Stated exercise
Below you will find a set of lines. Repeat them all exactly.
════════
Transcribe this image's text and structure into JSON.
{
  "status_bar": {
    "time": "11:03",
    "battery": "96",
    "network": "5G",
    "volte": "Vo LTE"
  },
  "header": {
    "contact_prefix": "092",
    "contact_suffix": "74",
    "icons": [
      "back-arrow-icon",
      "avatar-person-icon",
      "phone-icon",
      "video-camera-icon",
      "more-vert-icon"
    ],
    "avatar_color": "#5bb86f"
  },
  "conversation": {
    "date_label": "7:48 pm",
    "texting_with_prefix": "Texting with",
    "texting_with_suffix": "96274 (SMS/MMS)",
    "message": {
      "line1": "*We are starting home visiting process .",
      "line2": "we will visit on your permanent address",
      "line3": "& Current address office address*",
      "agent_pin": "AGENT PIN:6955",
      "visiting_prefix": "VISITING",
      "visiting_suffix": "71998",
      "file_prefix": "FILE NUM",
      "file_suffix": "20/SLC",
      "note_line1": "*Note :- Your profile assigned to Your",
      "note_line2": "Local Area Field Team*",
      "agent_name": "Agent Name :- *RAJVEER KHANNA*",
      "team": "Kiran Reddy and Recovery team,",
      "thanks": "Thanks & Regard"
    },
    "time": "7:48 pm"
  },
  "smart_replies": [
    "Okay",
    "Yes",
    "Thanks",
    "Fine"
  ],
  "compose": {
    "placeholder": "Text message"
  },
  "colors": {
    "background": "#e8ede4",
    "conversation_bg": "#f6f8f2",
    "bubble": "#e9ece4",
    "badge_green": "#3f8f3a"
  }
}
════════
Exercise response
Transcribe this image's text and structure into JSON.
{
  "status_bar": {
    "time": "11:03",
    "battery": "96",
    "network": "5G",
    "volte": "Vo LTE"
  },
  "header": {
    "contact_prefix": "092",
    "contact_suffix": "74",
    "icons": [
      "back-arrow-icon",
      "avatar-person-icon",
      "phone-icon",
      "video-camera-icon",
      "more-vert-icon"
    ],
    "avatar_color": "#5bb86f"
  },
  "conversation": {
    "date_label": "7:48 pm",
    "texting_with_prefix": "Texting with",
    "texting_with_suffix": "96274 (SMS/MMS)",
    "message": {
      "line1": "*We are starting home visiting process .",
      "line2": "we will visit on your permanent address",
      "line3": "& Current address office address*",
      "agent_pin": "AGENT PIN:6955",
      "visiting_prefix": "VISITING",
      "visiting_suffix": "71998",
      "file_prefix": "FILE NUM",
      "file_suffix": "20/SLC",
      "note_line1": "*Note :- Your profile assigned to Your",
      "note_line2": "Local Area Field Team*",
      "agent_name": "Agent Name :- *RAJVEER KHANNA*",
      "team": "Kiran Reddy and Recovery team,",
      "thanks": "Thanks & Regard"
    },
    "time": "7:48 pm"
  },
  "smart_replies": [
    "Okay",
    "Yes",
    "Thanks",
    "Fine"
  ],
  "compose": {
    "placeholder": "Text message"
  },
  "colors": {
    "background": "#e8ede4",
    "conversation_bg": "#f6f8f2",
    "bubble": "#e9ece4",
    "badge_green": "#3f8f3a"
  }
}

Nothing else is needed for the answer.